** DATASET RECORDS **
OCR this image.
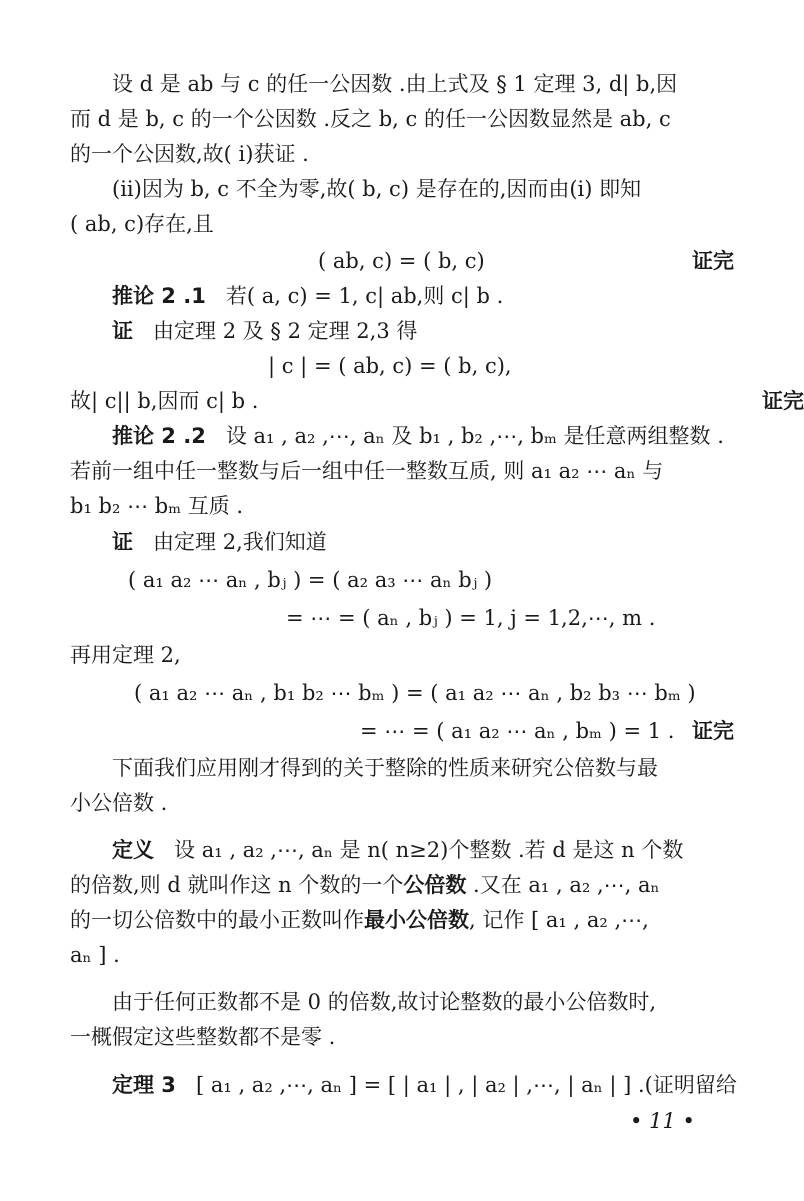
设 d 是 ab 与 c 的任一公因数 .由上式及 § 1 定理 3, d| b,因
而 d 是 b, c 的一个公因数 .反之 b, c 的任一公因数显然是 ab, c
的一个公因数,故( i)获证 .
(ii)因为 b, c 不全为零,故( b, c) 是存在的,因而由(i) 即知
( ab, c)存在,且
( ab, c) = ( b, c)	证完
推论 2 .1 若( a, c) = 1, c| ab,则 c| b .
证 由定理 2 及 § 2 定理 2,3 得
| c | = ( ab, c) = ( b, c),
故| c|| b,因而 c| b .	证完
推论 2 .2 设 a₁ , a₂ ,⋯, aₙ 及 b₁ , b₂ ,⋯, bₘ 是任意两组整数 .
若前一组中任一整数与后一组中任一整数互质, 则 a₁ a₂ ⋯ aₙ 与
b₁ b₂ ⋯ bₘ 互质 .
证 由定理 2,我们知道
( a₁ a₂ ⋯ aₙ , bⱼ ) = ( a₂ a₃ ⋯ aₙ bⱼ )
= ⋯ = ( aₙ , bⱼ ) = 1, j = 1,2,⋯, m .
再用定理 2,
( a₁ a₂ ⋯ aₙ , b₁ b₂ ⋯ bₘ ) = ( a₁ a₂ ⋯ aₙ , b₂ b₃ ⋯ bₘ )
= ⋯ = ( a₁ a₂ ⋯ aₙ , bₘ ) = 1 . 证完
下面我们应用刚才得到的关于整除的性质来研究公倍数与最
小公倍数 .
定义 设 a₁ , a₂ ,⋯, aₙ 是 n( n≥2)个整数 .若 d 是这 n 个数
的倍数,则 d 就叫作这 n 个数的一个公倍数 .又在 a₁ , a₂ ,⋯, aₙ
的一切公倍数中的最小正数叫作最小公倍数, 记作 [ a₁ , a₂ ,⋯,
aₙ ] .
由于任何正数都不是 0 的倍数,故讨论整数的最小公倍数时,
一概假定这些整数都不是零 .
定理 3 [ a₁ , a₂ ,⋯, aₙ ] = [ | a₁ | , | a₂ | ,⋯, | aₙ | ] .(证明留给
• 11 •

** GOAL OF THE EXERCISE **
Skipping the pictures, transcribe each line above exactly as it appears.

** REPLY TO THE TASK **
OCR this image.
设 d 是 ab 与 c 的任一公因数 .由上式及 § 1 定理 3, d| b,因
而 d 是 b, c 的一个公因数 .反之 b, c 的任一公因数显然是 ab, c
的一个公因数,故( i)获证 .
(ii)因为 b, c 不全为零,故( b, c) 是存在的,因而由(i) 即知
( ab, c)存在,且
( ab, c) = ( b, c)	证完
推论 2 .1 若( a, c) = 1, c| ab,则 c| b .
证 由定理 2 及 § 2 定理 2,3 得
| c | = ( ab, c) = ( b, c),
故| c|| b,因而 c| b .	证完
推论 2 .2 设 a₁ , a₂ ,⋯, aₙ 及 b₁ , b₂ ,⋯, bₘ 是任意两组整数 .
若前一组中任一整数与后一组中任一整数互质, 则 a₁ a₂ ⋯ aₙ 与
b₁ b₂ ⋯ bₘ 互质 .
证 由定理 2,我们知道
( a₁ a₂ ⋯ aₙ , bⱼ ) = ( a₂ a₃ ⋯ aₙ bⱼ )
= ⋯ = ( aₙ , bⱼ ) = 1, j = 1,2,⋯, m .
再用定理 2,
( a₁ a₂ ⋯ aₙ , b₁ b₂ ⋯ bₘ ) = ( a₁ a₂ ⋯ aₙ , b₂ b₃ ⋯ bₘ )
= ⋯ = ( a₁ a₂ ⋯ aₙ , bₘ ) = 1 . 证完
下面我们应用刚才得到的关于整除的性质来研究公倍数与最
小公倍数 .
定义 设 a₁ , a₂ ,⋯, aₙ 是 n( n≥2)个整数 .若 d 是这 n 个数
的倍数,则 d 就叫作这 n 个数的一个公倍数 .又在 a₁ , a₂ ,⋯, aₙ
的一切公倍数中的最小正数叫作最小公倍数, 记作 [ a₁ , a₂ ,⋯,
aₙ ] .
由于任何正数都不是 0 的倍数,故讨论整数的最小公倍数时,
一概假定这些整数都不是零 .
定理 3 [ a₁ , a₂ ,⋯, aₙ ] = [ | a₁ | , | a₂ | ,⋯, | aₙ | ] .(证明留给
• 11 •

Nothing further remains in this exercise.